Examine the entries and show every line in which the word "text" is found.

--- START OF Recorded information ---

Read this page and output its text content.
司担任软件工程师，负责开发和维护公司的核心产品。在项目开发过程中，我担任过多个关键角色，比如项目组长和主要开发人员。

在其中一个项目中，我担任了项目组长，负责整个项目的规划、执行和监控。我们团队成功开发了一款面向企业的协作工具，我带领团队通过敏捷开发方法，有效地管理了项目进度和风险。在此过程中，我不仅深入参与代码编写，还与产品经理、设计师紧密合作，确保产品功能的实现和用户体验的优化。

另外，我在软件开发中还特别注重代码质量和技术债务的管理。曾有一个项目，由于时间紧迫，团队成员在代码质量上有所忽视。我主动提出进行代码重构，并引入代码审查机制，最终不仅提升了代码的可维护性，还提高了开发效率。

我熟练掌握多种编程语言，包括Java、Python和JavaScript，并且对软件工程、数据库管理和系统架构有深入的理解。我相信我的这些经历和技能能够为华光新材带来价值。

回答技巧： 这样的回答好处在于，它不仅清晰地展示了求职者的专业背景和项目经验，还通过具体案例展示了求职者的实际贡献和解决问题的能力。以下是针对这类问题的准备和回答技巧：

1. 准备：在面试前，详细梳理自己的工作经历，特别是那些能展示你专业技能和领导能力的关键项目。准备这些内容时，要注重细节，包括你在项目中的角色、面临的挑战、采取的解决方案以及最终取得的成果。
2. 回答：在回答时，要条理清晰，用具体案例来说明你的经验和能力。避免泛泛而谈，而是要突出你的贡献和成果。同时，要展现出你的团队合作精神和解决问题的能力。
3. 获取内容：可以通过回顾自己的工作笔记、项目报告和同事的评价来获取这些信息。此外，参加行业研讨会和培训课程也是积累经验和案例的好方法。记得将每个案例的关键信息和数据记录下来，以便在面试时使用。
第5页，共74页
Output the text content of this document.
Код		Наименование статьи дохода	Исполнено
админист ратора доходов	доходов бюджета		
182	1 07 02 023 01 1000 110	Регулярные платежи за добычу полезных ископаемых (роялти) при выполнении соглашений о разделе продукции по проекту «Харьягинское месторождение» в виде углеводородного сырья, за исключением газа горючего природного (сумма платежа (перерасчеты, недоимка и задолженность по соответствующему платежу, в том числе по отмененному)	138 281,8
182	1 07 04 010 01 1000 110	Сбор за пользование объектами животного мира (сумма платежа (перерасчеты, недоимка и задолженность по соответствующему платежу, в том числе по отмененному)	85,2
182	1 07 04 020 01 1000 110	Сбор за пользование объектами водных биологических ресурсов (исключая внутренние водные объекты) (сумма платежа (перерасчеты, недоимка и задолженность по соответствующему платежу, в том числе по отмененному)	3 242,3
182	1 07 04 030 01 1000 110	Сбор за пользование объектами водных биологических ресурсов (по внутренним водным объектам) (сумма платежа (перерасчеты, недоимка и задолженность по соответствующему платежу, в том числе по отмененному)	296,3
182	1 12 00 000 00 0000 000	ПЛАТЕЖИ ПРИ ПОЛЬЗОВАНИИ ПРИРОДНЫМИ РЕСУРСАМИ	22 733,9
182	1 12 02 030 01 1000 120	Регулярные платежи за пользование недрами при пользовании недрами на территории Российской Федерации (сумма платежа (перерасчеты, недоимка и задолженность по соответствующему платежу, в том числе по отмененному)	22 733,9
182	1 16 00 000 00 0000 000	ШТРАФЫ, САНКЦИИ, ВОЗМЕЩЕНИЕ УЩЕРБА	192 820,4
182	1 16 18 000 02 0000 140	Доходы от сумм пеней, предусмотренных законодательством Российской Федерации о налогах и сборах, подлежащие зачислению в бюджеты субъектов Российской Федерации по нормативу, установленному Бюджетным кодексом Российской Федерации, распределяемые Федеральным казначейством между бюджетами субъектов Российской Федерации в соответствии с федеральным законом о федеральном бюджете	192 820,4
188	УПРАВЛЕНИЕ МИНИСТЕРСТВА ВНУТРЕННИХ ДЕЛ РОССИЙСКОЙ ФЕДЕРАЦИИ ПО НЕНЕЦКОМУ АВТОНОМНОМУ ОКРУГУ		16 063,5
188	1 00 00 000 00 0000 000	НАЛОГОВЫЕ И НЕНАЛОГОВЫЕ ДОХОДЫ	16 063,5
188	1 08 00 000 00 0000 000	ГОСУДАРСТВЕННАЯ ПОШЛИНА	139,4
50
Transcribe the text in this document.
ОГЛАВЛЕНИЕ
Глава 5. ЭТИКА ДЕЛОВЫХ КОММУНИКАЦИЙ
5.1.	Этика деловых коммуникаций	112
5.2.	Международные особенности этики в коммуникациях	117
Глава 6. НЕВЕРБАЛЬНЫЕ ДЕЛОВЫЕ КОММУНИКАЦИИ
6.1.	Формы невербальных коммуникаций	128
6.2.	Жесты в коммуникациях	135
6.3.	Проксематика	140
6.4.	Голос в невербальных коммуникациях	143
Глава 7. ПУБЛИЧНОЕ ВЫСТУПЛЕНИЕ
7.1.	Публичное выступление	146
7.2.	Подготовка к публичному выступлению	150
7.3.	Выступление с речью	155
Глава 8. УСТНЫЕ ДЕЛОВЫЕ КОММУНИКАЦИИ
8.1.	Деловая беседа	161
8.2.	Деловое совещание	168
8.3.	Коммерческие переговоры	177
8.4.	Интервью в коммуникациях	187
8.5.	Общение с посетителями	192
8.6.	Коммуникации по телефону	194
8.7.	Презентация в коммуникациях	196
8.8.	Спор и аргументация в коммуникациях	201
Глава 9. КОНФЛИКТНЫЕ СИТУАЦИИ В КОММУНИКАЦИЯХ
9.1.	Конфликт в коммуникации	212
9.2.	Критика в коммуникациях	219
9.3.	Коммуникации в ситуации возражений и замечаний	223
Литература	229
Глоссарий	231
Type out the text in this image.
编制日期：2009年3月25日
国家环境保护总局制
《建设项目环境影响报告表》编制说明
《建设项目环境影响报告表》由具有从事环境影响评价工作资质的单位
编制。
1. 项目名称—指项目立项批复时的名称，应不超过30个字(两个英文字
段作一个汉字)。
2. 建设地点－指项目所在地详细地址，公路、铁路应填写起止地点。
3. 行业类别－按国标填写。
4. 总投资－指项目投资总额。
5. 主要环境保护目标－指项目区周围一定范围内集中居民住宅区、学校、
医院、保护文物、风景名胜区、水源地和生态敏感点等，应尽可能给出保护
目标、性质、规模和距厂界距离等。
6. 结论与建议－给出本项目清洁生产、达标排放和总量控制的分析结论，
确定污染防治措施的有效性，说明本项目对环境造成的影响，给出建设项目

--- END OF Recorded information ---

> _Solution to the problem_
Read this page and output its text content.
Output the text content of this document.
Transcribe the text in this document.
Type out the text in this image.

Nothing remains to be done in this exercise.